====== RECORDS SUPPLIED ======

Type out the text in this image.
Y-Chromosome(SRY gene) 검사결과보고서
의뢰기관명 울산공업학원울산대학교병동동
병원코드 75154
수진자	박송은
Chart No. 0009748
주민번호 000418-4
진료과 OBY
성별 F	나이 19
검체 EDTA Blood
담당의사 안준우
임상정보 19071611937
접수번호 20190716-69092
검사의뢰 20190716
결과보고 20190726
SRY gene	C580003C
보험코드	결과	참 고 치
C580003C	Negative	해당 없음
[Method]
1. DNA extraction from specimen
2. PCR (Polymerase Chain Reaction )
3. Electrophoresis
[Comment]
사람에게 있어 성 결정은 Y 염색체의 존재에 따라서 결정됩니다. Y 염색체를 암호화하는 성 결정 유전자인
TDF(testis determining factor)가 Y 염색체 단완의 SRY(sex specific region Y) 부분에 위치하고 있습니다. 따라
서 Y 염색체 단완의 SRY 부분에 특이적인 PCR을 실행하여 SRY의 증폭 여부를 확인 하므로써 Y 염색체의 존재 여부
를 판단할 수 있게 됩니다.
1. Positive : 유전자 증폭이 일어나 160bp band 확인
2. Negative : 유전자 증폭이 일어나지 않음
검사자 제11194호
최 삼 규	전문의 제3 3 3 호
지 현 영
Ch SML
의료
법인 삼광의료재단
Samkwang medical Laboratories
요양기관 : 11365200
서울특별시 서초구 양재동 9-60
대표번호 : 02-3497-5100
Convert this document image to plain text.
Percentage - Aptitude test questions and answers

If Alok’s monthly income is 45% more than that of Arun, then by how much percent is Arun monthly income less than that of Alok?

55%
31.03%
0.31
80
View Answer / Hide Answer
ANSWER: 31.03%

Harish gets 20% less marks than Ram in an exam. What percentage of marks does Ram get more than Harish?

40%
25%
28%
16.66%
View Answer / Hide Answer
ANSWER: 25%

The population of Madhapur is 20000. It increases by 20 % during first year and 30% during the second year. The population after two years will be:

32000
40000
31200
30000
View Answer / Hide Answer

======

= WORK INSTRUCTIONS =
Search the entries for the word "염색체의" and copy every line that has it.

= EXERCISE ANSWER =
사람에게 있어 성 결정은 Y 염색체의 존재에 따라서 결정됩니다. Y 염색체를 암호화하는 성 결정 유전자인
서 Y 염색체 단완의 SRY 부분에 특이적인 PCR을 실행하여 SRY의 증폭 여부를 확인 하므로써 Y 염색체의 존재 여부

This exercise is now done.